GIVEN INSTRUCTION: Leave out the pictures and copy everything else below exactly.
## Begin DATA LINES
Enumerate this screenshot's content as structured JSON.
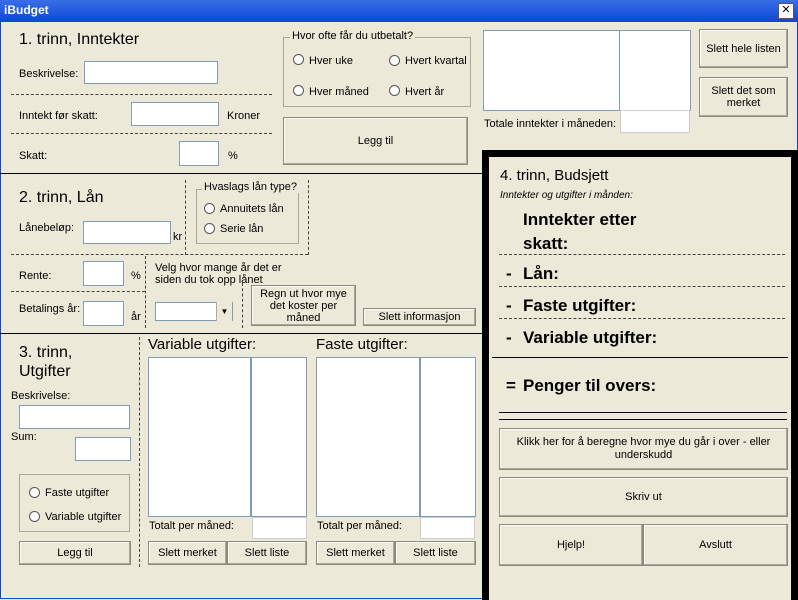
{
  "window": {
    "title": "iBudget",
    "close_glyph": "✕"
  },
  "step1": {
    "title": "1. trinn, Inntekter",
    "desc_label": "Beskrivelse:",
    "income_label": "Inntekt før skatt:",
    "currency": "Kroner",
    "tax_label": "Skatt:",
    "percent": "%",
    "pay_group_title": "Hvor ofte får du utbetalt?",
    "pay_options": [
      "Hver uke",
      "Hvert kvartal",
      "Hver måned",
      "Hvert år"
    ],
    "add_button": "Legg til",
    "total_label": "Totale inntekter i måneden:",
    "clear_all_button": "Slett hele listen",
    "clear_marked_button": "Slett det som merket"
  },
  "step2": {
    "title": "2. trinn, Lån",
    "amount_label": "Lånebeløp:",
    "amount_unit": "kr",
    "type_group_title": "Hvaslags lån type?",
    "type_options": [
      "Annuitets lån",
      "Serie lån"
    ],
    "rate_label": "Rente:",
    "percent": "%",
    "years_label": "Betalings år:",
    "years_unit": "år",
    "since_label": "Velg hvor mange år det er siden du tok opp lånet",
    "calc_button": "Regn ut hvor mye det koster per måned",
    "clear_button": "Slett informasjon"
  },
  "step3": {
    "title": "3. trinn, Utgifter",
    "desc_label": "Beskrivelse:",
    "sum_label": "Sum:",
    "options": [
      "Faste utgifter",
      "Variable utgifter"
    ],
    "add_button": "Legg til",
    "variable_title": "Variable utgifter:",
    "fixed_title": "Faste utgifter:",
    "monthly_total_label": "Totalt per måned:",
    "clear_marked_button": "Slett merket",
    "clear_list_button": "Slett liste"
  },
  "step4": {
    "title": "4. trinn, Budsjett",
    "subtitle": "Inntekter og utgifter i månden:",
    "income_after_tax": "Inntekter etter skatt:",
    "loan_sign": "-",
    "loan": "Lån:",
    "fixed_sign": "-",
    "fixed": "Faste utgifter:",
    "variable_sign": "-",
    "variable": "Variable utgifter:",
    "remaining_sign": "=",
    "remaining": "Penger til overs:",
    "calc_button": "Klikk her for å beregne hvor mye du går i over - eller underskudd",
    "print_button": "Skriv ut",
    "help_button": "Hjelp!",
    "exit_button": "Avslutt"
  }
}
## End DATA LINES
ANSWER TO THE TASK:
Enumerate this screenshot's content as structured JSON.
{
  "window": {
    "title": "iBudget",
    "close_glyph": "✕"
  },
  "step1": {
    "title": "1. trinn, Inntekter",
    "desc_label": "Beskrivelse:",
    "income_label": "Inntekt før skatt:",
    "currency": "Kroner",
    "tax_label": "Skatt:",
    "percent": "%",
    "pay_group_title": "Hvor ofte får du utbetalt?",
    "pay_options": [
      "Hver uke",
      "Hvert kvartal",
      "Hver måned",
      "Hvert år"
    ],
    "add_button": "Legg til",
    "total_label": "Totale inntekter i måneden:",
    "clear_all_button": "Slett hele listen",
    "clear_marked_button": "Slett det som merket"
  },
  "step2": {
    "title": "2. trinn, Lån",
    "amount_label": "Lånebeløp:",
    "amount_unit": "kr",
    "type_group_title": "Hvaslags lån type?",
    "type_options": [
      "Annuitets lån",
      "Serie lån"
    ],
    "rate_label": "Rente:",
    "percent": "%",
    "years_label": "Betalings år:",
    "years_unit": "år",
    "since_label": "Velg hvor mange år det er siden du tok opp lånet",
    "calc_button": "Regn ut hvor mye det koster per måned",
    "clear_button": "Slett informasjon"
  },
  "step3": {
    "title": "3. trinn, Utgifter",
    "desc_label": "Beskrivelse:",
    "sum_label": "Sum:",
    "options": [
      "Faste utgifter",
      "Variable utgifter"
    ],
    "add_button": "Legg til",
    "variable_title": "Variable utgifter:",
    "fixed_title": "Faste utgifter:",
    "monthly_total_label": "Totalt per måned:",
    "clear_marked_button": "Slett merket",
    "clear_list_button": "Slett liste"
  },
  "step4": {
    "title": "4. trinn, Budsjett",
    "subtitle": "Inntekter og utgifter i månden:",
    "income_after_tax": "Inntekter etter skatt:",
    "loan_sign": "-",
    "loan": "Lån:",
    "fixed_sign": "-",
    "fixed": "Faste utgifter:",
    "variable_sign": "-",
    "variable": "Variable utgifter:",
    "remaining_sign": "=",
    "remaining": "Penger til overs:",
    "calc_button": "Klikk her for å beregne hvor mye du går i over - eller underskudd",
    "print_button": "Skriv ut",
    "help_button": "Hjelp!",
    "exit_button": "Avslutt"
  }
}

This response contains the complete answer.